*WHAT THE EXERCISE ASKS*
Scan the data below for the string "screenshot". Show every line where it turns up.

*STORED RECORDS*

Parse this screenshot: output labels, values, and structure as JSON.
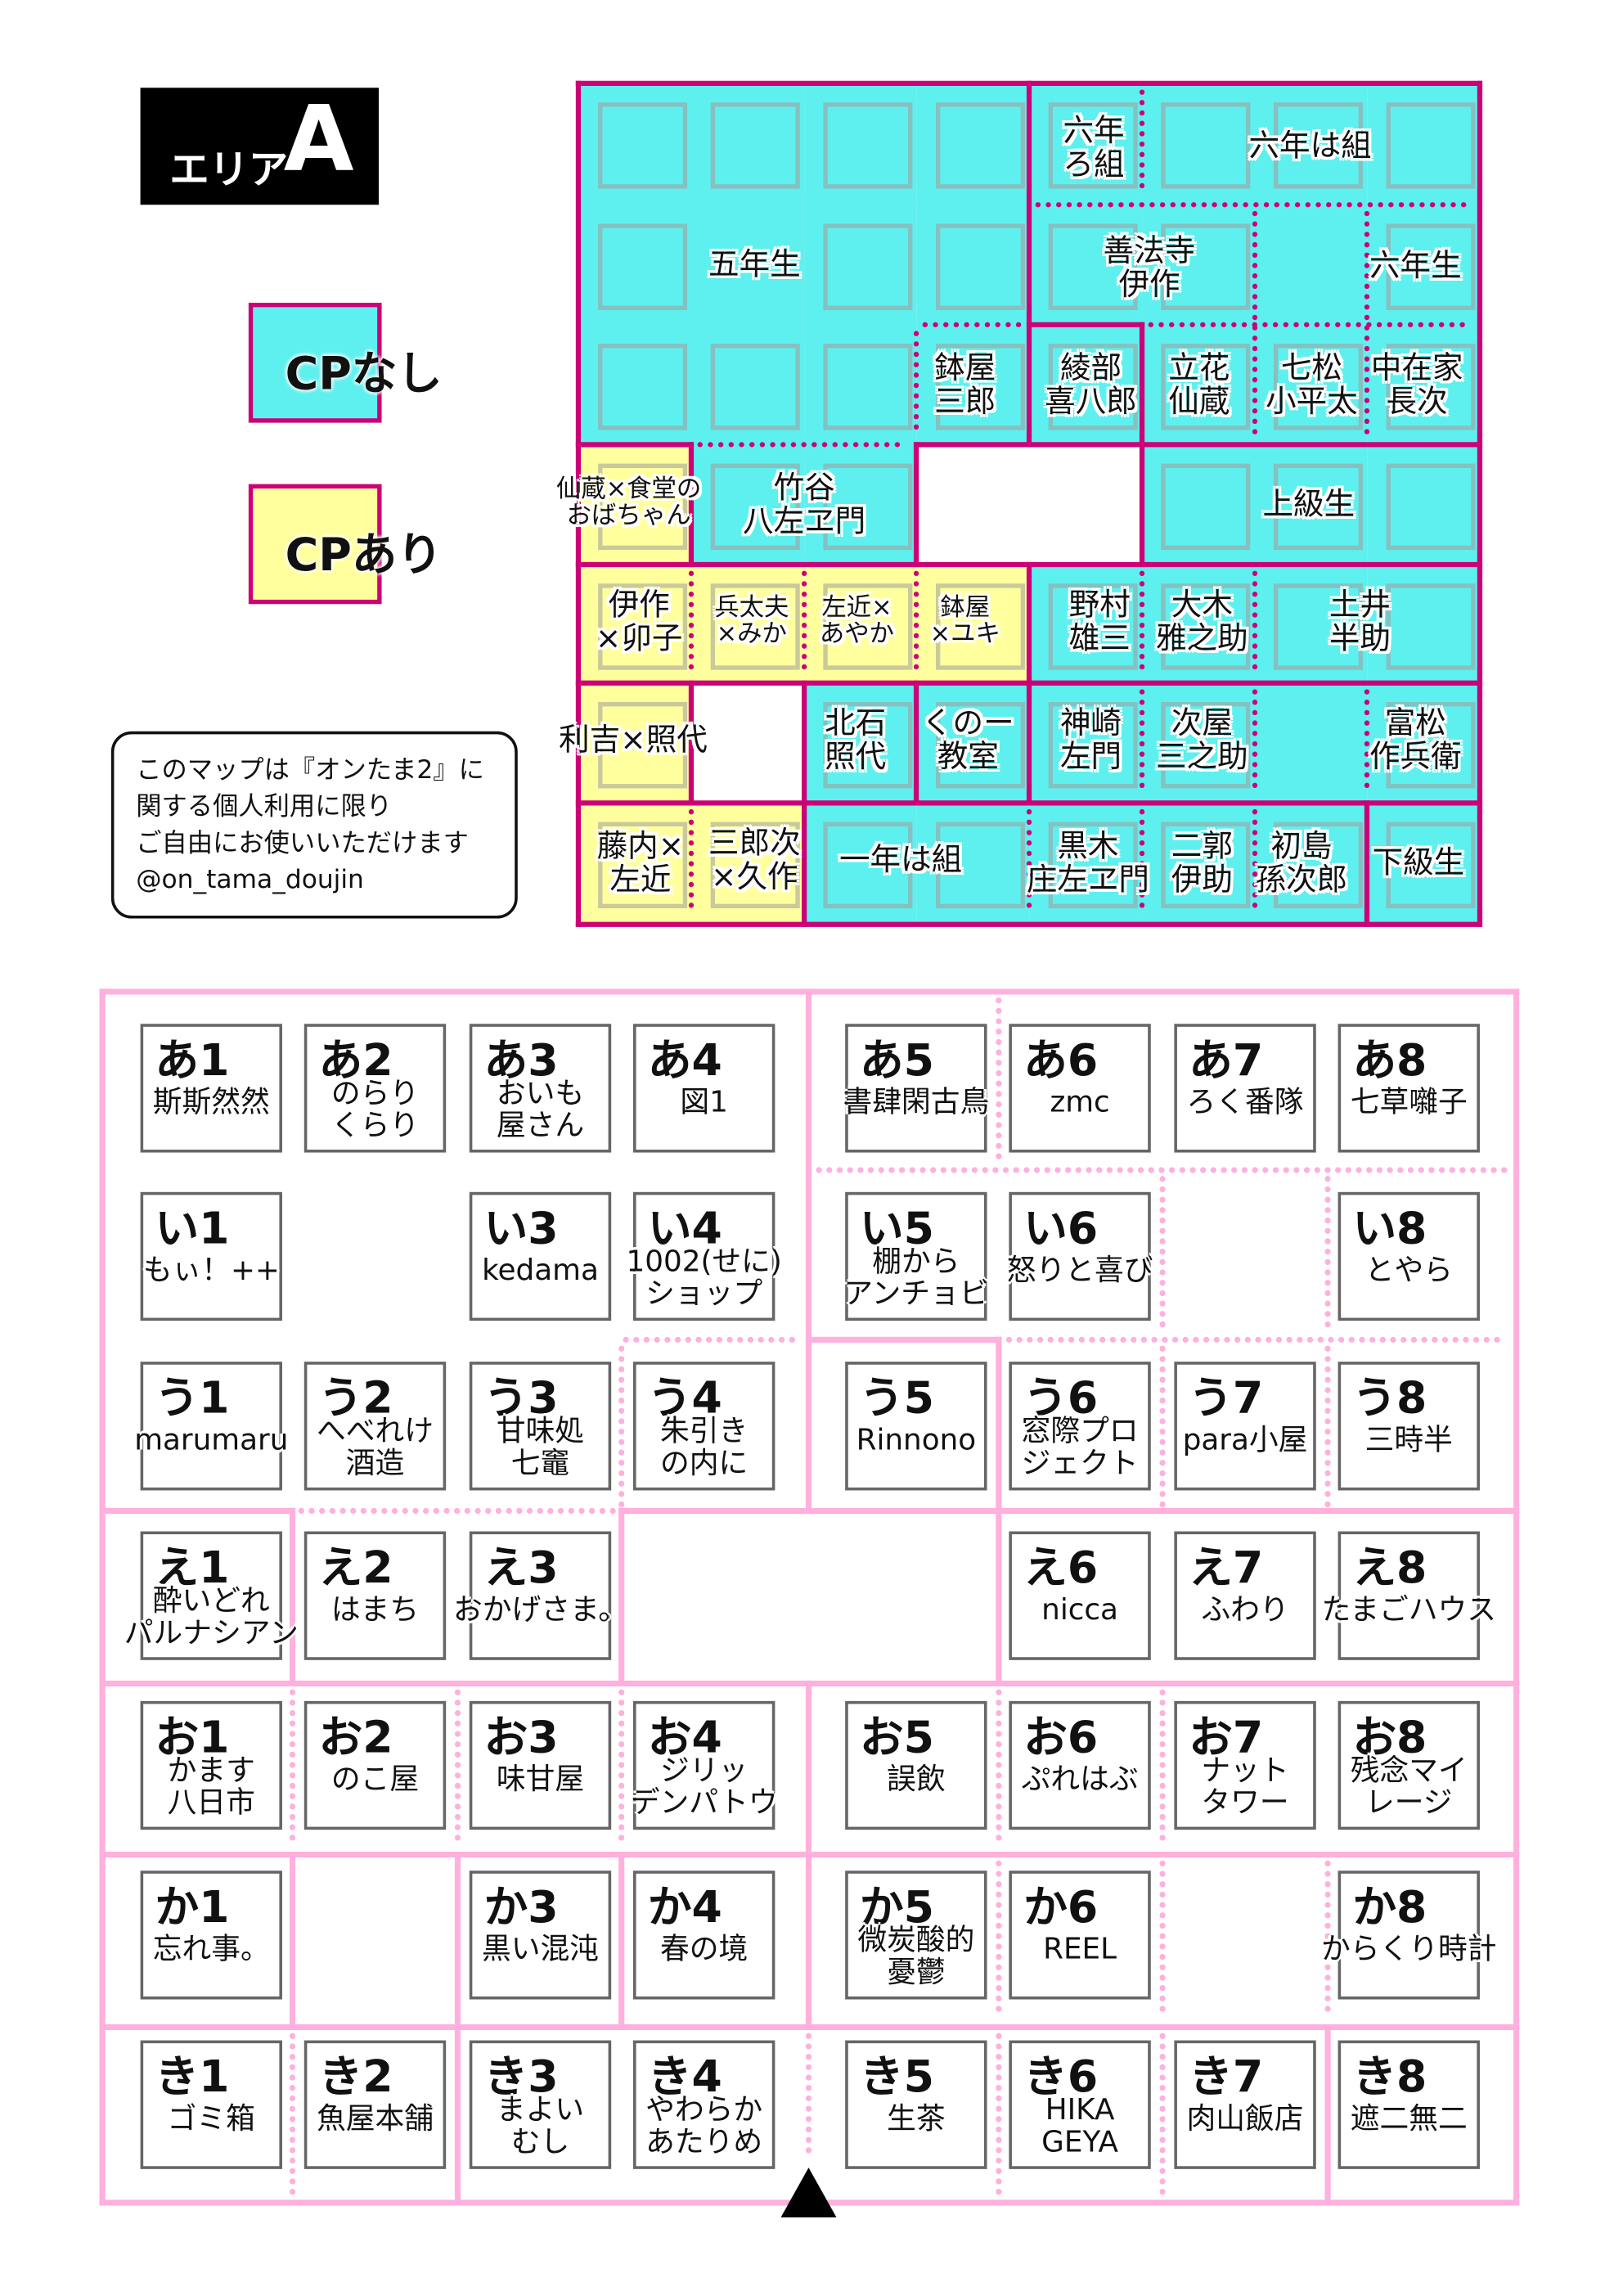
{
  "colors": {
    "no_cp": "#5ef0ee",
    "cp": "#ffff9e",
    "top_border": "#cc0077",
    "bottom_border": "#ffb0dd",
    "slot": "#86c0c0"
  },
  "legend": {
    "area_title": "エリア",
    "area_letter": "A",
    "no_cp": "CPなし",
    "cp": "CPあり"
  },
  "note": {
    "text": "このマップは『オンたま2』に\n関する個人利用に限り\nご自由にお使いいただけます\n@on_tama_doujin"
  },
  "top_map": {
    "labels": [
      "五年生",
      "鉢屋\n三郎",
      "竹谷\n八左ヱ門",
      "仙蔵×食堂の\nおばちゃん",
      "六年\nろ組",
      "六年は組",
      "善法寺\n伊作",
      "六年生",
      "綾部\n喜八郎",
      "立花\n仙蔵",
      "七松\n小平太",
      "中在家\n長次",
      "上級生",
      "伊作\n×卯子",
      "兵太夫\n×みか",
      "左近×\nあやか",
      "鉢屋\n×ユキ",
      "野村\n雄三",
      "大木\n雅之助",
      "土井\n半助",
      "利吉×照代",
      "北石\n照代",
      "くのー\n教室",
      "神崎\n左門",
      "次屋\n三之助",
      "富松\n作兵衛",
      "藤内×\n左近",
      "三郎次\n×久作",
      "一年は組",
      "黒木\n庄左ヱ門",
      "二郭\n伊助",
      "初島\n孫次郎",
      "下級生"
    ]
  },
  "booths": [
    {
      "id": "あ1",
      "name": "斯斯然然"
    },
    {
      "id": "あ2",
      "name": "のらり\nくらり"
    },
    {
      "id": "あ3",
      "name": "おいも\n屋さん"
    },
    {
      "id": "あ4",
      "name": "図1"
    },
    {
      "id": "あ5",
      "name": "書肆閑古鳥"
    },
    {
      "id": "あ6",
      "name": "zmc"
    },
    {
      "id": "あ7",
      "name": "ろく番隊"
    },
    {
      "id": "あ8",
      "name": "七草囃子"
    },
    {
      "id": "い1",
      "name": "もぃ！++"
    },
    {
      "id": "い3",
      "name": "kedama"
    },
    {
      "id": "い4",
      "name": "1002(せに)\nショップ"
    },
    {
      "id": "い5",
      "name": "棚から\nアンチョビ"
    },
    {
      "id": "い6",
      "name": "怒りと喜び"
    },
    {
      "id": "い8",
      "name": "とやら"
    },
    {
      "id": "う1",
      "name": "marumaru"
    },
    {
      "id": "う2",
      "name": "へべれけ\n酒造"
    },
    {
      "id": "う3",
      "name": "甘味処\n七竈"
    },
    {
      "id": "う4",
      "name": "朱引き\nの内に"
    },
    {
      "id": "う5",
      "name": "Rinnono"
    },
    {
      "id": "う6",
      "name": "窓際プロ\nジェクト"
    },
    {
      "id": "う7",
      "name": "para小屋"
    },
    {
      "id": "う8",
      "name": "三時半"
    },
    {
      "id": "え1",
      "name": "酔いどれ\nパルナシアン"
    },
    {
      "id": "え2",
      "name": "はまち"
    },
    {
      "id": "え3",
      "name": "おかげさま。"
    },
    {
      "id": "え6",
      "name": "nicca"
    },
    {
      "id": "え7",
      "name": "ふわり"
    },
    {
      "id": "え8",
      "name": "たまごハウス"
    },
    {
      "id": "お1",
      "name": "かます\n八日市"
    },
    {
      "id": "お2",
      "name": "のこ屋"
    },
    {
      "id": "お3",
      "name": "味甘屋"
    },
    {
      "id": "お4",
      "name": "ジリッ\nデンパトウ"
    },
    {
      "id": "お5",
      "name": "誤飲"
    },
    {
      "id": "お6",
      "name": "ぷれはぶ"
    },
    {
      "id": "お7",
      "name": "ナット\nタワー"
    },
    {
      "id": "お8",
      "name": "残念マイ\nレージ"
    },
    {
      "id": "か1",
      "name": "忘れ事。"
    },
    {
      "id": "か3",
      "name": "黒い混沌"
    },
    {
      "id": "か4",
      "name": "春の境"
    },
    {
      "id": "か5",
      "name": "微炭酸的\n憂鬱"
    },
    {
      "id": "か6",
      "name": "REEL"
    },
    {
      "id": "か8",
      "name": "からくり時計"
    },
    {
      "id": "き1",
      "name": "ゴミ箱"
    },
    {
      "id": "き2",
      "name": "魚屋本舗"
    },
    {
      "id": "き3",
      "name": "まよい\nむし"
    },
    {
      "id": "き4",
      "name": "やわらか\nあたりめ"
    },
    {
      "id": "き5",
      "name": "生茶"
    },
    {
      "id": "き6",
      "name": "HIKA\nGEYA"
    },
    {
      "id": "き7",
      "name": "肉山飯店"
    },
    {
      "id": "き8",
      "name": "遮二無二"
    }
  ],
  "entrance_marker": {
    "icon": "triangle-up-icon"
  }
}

...

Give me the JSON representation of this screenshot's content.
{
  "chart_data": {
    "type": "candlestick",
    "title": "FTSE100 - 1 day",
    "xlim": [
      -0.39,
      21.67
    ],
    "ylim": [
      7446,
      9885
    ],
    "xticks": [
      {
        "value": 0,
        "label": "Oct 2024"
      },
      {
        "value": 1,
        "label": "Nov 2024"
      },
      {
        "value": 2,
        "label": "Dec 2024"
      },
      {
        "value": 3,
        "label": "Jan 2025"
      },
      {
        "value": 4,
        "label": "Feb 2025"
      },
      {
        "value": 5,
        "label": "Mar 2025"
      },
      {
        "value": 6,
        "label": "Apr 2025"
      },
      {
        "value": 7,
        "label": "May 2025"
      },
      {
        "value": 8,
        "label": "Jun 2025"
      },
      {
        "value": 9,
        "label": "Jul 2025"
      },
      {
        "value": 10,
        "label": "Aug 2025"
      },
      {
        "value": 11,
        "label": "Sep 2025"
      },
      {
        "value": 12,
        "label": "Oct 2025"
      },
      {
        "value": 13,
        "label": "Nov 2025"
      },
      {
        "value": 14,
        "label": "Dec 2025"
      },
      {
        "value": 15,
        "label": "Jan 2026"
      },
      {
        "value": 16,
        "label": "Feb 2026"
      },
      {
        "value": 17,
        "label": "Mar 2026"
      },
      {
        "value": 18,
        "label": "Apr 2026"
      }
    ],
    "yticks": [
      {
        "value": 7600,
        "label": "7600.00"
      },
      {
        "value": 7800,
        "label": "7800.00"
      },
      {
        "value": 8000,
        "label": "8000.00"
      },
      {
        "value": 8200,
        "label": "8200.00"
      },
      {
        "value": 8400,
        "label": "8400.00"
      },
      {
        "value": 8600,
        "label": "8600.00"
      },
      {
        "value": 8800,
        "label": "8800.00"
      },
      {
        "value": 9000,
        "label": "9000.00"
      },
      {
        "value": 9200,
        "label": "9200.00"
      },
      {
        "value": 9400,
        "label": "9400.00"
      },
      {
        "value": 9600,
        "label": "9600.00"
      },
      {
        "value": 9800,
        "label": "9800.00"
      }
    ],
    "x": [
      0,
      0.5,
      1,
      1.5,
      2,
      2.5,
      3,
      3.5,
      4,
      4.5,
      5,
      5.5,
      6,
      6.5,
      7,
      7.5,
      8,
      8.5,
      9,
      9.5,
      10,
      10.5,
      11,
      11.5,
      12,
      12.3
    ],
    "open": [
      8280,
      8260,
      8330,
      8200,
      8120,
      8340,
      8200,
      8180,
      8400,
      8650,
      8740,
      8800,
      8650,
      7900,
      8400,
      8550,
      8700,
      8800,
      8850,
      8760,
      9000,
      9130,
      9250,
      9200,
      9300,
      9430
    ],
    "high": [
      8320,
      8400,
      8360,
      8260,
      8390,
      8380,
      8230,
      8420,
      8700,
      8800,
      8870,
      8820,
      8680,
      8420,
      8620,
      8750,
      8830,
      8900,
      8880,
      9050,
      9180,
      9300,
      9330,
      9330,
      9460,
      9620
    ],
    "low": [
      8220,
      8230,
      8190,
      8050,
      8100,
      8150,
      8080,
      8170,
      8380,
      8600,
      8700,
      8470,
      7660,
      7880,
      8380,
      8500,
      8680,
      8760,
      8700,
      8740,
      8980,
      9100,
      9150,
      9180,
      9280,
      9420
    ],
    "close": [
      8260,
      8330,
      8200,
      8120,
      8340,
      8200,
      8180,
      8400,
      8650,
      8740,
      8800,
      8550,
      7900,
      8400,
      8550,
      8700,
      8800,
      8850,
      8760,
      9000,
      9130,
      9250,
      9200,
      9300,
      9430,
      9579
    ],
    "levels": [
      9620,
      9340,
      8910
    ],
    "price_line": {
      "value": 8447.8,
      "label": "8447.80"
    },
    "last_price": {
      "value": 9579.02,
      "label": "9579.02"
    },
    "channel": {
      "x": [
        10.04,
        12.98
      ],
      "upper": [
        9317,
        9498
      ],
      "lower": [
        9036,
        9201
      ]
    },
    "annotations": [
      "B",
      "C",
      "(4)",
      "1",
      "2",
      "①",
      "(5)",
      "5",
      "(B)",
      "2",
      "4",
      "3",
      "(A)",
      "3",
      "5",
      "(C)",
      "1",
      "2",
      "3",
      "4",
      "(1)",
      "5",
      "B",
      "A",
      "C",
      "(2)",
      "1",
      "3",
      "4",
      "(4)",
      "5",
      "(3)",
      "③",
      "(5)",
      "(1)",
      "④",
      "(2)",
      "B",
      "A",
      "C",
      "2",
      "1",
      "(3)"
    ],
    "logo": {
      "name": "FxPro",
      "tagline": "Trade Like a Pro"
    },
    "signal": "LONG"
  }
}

*REPLY TO THE TASK*
Parse this screenshot: output labels, values, and structure as JSON.
Give me the JSON representation of this screenshot's content.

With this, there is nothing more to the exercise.